» Material to process

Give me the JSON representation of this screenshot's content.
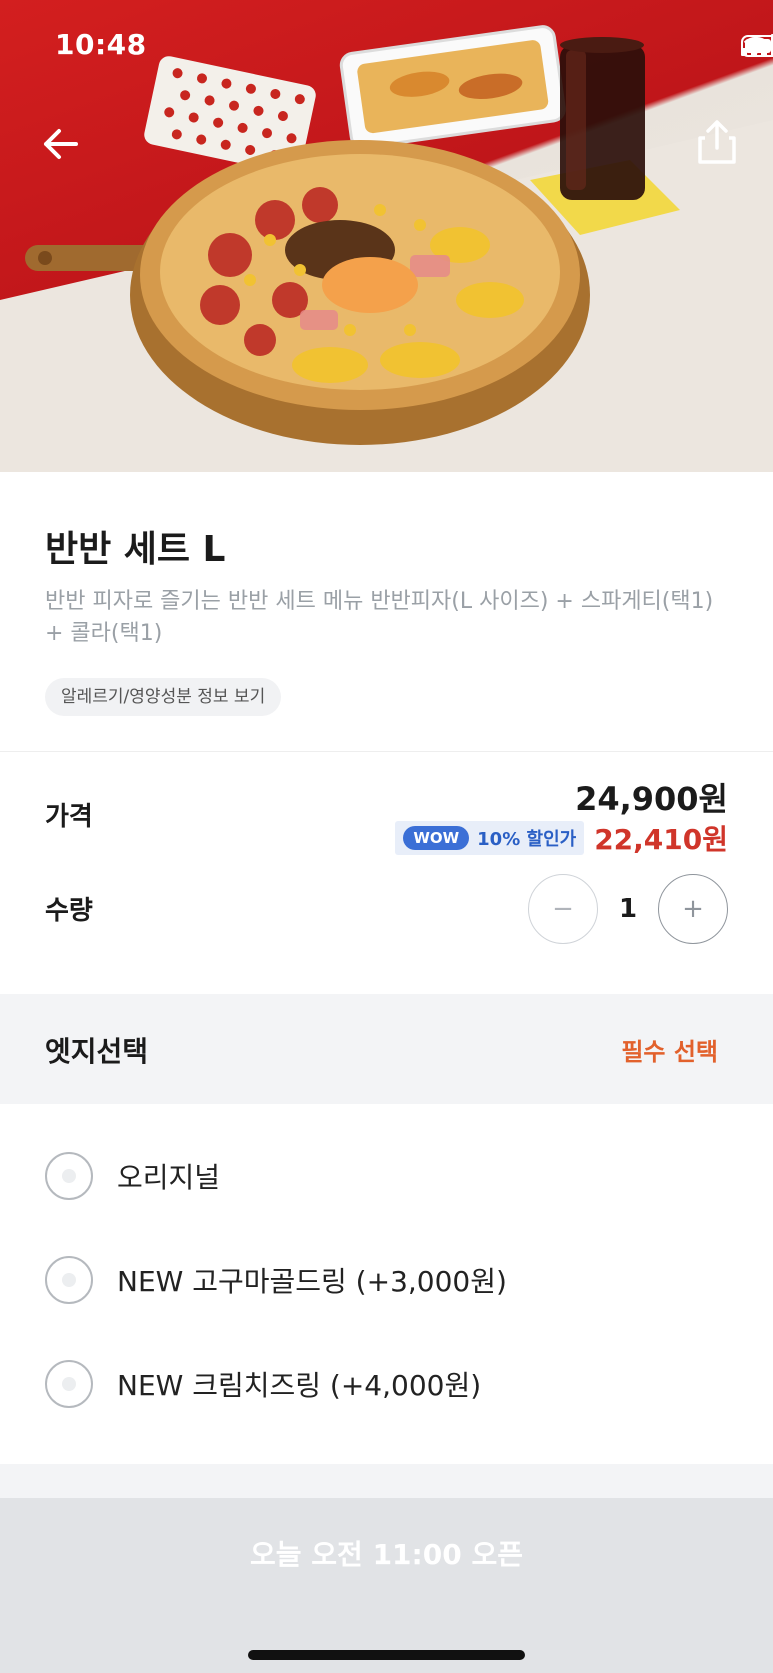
{
  "status_bar": {
    "time": "10:48"
  },
  "header": {
    "back_icon": "arrow-left-icon",
    "share_icon": "share-icon"
  },
  "product": {
    "title": "반반 세트 L",
    "description": "반반 피자로 즐기는 반반 세트 메뉴 반반피자(L 사이즈) + 스파게티(택1) + 콜라(택1)",
    "allergy_button": "알레르기/영양성분 정보 보기"
  },
  "price": {
    "label": "가격",
    "value": "24,900원",
    "wow_badge": "WOW",
    "wow_text": "10% 할인가",
    "wow_price": "22,410원"
  },
  "quantity": {
    "label": "수량",
    "value": "1",
    "minus": "−",
    "plus": "+"
  },
  "options": {
    "title": "엣지선택",
    "required": "필수 선택",
    "items": [
      {
        "label": "오리지널",
        "selected": false
      },
      {
        "label": "NEW 고구마골드링 (+3,000원)",
        "selected": false
      },
      {
        "label": "NEW 크림치즈링 (+4,000원)",
        "selected": false
      }
    ]
  },
  "bottom": {
    "open_text": "오늘 오전 11:00 오픈"
  },
  "colors": {
    "accent_red": "#d0352a",
    "wow_blue": "#3b6fd6",
    "required_orange": "#e2612c"
  }
}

» Exercise task
Reproduce the records verbatim, omitting all images they contain.

» Task response
Give me the JSON representation of this screenshot's content.
{
  "status_bar": {
    "time": "10:48"
  },
  "header": {
    "back_icon": "arrow-left-icon",
    "share_icon": "share-icon"
  },
  "product": {
    "title": "반반 세트 L",
    "description": "반반 피자로 즐기는 반반 세트 메뉴 반반피자(L 사이즈) + 스파게티(택1) + 콜라(택1)",
    "allergy_button": "알레르기/영양성분 정보 보기"
  },
  "price": {
    "label": "가격",
    "value": "24,900원",
    "wow_badge": "WOW",
    "wow_text": "10% 할인가",
    "wow_price": "22,410원"
  },
  "quantity": {
    "label": "수량",
    "value": "1",
    "minus": "−",
    "plus": "+"
  },
  "options": {
    "title": "엣지선택",
    "required": "필수 선택",
    "items": [
      {
        "label": "오리지널",
        "selected": false
      },
      {
        "label": "NEW 고구마골드링 (+3,000원)",
        "selected": false
      },
      {
        "label": "NEW 크림치즈링 (+4,000원)",
        "selected": false
      }
    ]
  },
  "bottom": {
    "open_text": "오늘 오전 11:00 오픈"
  },
  "colors": {
    "accent_red": "#d0352a",
    "wow_blue": "#3b6fd6",
    "required_orange": "#e2612c"
  }
}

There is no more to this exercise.